++++ SECCIÓN DE TEXTO

Por mucho que los escritores nos presentemos como personalidades intelectuales, ninguno escapa de la apreciación anatómica que el público hace de su persona. Algunos, de hecho, le sacan partido.
Lo curioso es que la creencia general asume que el escritor sucumbe al largo martirologio de la persecución estética por un disgusto hacia su entorno, al que considera casi despreciable o, cuando menos, indigno: feo. Sin embargo, bajo tan noble premisa, subyace el entendido de que tampoco él cae muy bien en su ambiente, y de que su escasa apostura es parte de ambos supuestos, pues al no ser bien aceptado (bien visto), él torna sus poéticos poderes contra su rededor. De esto se desprende que su afán deífico lo lleve, entre otras cosas, a crear la belleza que el destino le negó. A tomarse una revancha con dios. A ser un dios él mismo. A crear vida y belleza como dios. Que el papel sea un espejo que le muestre una realidad mejor que la de un espejo de cristal. Que las hojas le digan siempre: sí, tú eres el más bonito.

++++++++

Responde a partir del fragmento sobre los escritores y su apariencia:
(a) ¿De qué apreciación no escapa ningún escritor?
(b) Según la creencia general, ¿por qué sucumbe el escritor al largo martirologio de la persecución estética?
(c) ¿Qué le dicen siempre las hojas al escritor?
Para esta actividad no hace falta consultar el listado.

++++ EXTRACTO FUENTE

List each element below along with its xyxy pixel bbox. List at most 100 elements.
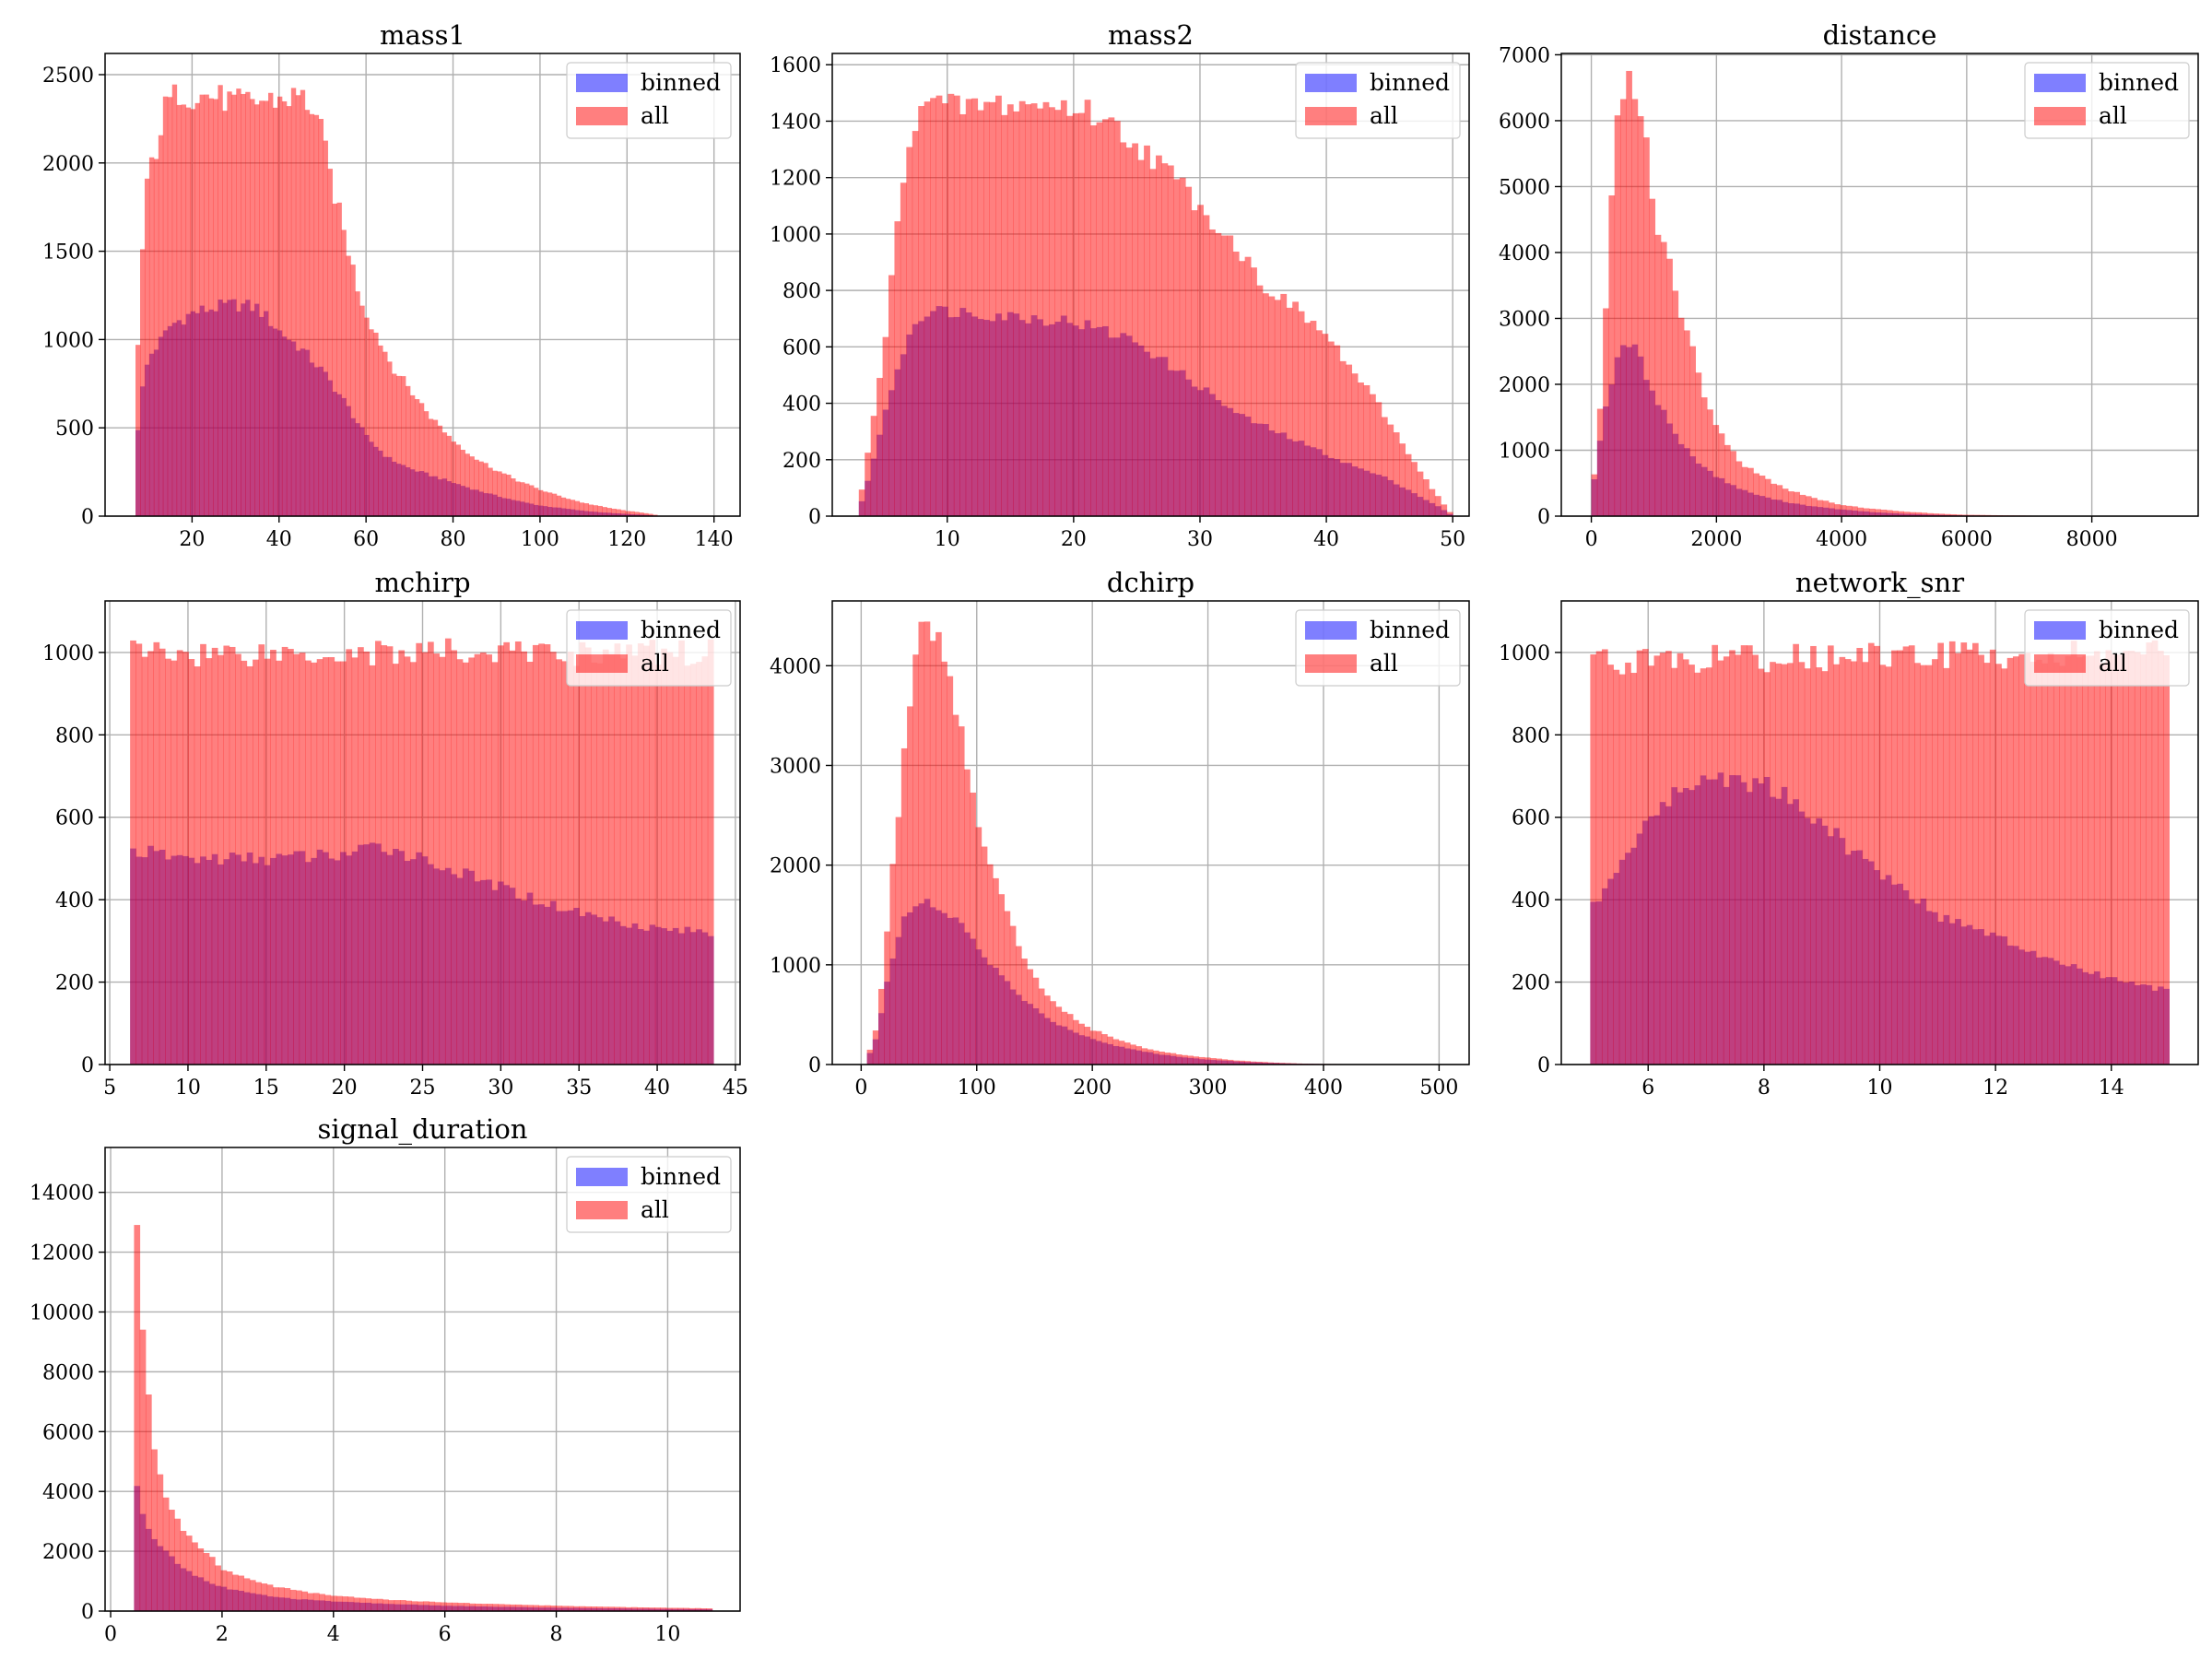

++++++++

• **RESPUESTA**:
(a) De la apreciación anatómica que el público hace de su persona.
(b) Por un disgusto hacia su entorno, al que considera casi despreciable o, cuando menos, indigno: feo.
(c) Le dicen: «sí, tú eres el más bonito».